BRIEF. Among the entries below, find the lines with "районах" and copy them.

INPUT DATA.
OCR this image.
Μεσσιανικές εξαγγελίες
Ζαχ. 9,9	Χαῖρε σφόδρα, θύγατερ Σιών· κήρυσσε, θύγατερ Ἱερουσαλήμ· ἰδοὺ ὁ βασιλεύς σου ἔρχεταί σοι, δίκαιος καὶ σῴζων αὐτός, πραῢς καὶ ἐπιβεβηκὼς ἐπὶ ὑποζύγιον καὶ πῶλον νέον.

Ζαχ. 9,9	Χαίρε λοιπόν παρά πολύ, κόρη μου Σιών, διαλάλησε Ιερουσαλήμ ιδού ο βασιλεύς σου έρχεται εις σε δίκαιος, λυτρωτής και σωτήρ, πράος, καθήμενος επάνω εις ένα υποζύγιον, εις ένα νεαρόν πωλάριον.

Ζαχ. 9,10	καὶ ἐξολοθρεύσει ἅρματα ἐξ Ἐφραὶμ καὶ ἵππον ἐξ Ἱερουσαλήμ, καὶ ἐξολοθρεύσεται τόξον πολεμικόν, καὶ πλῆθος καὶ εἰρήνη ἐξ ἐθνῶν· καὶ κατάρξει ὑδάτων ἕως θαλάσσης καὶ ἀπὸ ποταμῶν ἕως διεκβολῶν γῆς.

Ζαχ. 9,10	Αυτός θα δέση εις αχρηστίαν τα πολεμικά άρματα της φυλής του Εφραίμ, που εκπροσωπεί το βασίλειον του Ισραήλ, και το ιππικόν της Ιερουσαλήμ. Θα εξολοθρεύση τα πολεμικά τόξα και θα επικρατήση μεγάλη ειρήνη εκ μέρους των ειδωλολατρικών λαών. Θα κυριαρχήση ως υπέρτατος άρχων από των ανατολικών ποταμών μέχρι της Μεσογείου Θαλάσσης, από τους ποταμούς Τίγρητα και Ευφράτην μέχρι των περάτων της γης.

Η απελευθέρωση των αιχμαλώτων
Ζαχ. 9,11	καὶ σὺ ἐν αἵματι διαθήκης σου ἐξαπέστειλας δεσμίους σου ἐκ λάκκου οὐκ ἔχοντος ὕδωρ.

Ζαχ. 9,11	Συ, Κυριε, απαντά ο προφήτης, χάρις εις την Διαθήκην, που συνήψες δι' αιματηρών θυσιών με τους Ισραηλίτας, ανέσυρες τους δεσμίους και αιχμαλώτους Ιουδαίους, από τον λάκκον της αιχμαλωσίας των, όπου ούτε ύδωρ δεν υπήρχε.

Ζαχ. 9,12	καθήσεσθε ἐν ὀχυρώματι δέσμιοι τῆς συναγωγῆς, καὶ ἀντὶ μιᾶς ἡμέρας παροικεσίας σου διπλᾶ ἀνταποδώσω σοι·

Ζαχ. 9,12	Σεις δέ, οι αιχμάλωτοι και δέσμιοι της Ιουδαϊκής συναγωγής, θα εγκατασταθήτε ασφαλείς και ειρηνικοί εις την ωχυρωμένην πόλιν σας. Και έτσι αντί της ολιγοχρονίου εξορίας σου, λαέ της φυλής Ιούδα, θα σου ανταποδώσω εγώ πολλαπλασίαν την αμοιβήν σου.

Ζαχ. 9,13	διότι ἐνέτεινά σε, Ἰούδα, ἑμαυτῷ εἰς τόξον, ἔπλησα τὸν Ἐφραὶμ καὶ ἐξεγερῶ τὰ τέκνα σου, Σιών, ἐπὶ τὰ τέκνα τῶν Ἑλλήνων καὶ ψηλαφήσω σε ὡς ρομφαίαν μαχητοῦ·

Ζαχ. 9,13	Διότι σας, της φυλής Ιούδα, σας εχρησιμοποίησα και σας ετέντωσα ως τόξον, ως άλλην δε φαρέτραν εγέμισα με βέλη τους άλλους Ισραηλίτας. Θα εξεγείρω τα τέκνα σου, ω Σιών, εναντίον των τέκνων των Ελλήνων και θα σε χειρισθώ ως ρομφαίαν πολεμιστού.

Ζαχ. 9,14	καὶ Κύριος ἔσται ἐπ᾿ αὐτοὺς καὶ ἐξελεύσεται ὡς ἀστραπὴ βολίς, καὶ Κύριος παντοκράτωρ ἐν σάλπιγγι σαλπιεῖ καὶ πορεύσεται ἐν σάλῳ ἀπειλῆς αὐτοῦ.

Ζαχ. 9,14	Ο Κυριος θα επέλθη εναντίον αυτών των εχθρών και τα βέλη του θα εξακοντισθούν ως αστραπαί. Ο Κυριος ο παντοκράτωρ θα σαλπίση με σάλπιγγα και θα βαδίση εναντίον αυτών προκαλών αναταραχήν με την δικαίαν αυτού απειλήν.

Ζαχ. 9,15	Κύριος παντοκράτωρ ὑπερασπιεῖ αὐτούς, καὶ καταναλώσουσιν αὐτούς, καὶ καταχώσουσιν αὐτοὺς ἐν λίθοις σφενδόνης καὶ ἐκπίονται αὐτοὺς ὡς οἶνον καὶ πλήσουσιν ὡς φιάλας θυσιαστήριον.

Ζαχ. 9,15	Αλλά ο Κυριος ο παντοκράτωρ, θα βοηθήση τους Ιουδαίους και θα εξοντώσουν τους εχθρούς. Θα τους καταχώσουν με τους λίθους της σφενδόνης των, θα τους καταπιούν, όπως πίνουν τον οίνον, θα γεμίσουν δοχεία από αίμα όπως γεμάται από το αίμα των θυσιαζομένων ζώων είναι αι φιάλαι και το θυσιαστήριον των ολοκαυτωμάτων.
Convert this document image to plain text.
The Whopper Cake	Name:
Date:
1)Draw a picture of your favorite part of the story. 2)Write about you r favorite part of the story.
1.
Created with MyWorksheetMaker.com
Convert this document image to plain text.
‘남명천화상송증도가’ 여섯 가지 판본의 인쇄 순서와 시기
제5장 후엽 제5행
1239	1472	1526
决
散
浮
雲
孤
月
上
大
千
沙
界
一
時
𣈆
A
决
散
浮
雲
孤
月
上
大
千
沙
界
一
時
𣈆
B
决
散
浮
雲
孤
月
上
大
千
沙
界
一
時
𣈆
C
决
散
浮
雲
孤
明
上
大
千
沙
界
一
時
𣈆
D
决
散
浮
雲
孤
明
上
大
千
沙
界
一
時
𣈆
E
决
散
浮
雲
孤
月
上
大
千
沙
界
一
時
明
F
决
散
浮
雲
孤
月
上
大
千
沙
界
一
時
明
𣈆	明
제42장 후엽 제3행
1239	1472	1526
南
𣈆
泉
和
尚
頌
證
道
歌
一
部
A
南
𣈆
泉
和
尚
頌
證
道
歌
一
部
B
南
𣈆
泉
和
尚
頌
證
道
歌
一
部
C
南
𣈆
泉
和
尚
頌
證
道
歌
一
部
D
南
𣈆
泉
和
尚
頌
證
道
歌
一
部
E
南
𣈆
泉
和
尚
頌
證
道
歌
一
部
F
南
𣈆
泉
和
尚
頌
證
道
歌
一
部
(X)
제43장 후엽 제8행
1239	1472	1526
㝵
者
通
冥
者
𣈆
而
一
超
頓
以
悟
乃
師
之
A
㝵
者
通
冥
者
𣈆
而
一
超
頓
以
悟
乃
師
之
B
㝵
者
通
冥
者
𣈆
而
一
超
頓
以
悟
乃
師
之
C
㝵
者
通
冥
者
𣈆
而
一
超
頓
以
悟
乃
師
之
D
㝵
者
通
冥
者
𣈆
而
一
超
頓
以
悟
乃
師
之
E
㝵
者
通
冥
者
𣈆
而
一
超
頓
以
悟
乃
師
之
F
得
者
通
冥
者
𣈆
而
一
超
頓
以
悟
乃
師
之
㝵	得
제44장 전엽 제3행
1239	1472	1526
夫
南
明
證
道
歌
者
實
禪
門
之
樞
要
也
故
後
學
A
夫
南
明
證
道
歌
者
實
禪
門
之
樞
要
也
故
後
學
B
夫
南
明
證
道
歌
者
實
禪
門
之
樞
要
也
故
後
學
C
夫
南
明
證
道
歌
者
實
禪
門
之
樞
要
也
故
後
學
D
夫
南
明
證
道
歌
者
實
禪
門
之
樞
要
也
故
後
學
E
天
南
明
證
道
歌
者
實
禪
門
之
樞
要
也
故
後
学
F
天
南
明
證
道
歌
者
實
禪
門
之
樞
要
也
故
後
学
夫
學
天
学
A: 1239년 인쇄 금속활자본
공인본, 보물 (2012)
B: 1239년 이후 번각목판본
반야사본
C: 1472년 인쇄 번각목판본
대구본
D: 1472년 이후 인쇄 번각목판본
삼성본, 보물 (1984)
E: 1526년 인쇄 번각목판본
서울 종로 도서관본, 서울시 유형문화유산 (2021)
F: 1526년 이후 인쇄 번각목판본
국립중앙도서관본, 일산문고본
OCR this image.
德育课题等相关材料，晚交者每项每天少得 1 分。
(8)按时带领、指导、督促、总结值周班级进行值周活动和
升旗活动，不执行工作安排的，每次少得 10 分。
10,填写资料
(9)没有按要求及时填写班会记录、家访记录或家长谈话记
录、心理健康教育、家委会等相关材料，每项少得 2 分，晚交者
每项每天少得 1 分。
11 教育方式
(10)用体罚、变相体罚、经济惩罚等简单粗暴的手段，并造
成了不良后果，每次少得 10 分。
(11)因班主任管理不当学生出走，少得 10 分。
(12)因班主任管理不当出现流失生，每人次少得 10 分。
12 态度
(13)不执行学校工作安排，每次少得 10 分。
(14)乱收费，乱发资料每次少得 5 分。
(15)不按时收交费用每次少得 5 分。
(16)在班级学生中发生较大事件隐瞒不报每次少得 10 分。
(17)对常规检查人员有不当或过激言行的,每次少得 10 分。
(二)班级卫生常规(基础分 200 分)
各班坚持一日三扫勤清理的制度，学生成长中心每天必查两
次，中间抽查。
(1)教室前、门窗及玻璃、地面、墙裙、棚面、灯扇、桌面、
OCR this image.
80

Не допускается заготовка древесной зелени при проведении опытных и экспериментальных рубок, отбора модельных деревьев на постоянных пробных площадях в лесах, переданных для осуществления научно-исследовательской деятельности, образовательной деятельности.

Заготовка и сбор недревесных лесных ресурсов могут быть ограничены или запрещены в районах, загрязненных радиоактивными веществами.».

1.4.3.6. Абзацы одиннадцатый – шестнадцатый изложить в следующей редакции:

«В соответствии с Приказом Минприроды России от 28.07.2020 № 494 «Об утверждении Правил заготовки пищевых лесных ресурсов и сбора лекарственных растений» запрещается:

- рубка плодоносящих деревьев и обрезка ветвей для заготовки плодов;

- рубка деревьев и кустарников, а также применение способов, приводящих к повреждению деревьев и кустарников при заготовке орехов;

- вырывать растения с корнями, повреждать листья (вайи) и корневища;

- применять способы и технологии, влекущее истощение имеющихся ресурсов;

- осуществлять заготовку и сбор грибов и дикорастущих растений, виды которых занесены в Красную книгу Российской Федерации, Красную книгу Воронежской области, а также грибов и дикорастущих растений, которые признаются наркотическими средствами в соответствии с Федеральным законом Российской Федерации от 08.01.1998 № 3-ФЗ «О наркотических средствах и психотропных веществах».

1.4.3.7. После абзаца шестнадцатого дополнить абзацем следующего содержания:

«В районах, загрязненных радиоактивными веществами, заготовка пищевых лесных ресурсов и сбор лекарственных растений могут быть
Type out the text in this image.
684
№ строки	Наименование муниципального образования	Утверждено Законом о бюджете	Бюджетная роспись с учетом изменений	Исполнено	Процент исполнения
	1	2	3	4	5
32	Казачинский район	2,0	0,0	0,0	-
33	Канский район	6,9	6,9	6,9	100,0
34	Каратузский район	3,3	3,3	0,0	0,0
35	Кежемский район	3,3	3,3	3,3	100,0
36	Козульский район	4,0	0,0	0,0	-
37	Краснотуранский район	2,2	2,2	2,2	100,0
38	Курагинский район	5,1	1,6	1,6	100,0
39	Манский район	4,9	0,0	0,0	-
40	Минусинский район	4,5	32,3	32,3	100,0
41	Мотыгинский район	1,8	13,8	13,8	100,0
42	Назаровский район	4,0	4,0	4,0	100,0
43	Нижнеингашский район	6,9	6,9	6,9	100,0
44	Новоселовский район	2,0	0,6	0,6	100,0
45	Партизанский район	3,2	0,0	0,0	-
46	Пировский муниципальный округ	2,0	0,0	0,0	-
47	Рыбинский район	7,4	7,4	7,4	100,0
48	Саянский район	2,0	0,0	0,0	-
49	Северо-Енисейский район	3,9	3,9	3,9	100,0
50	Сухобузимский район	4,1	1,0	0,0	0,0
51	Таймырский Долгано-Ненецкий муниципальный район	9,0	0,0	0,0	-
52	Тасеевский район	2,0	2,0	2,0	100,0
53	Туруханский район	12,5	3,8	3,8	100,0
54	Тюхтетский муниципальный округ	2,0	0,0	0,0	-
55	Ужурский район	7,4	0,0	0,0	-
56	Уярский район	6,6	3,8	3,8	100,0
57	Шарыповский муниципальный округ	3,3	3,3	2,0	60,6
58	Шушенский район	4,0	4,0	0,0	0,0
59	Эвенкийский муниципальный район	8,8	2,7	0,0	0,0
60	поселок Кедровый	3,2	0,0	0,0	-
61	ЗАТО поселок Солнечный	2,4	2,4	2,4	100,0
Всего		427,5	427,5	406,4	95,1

WRITTEN RESPONSE.
Заготовка и сбор недревесных лесных ресурсов могут быть ограничены или запрещены в районах, загрязненных радиоактивными веществами.».
«В районах, загрязненных радиоактивными веществами, заготовка пищевых лесных ресурсов и сбор лекарственных растений могут быть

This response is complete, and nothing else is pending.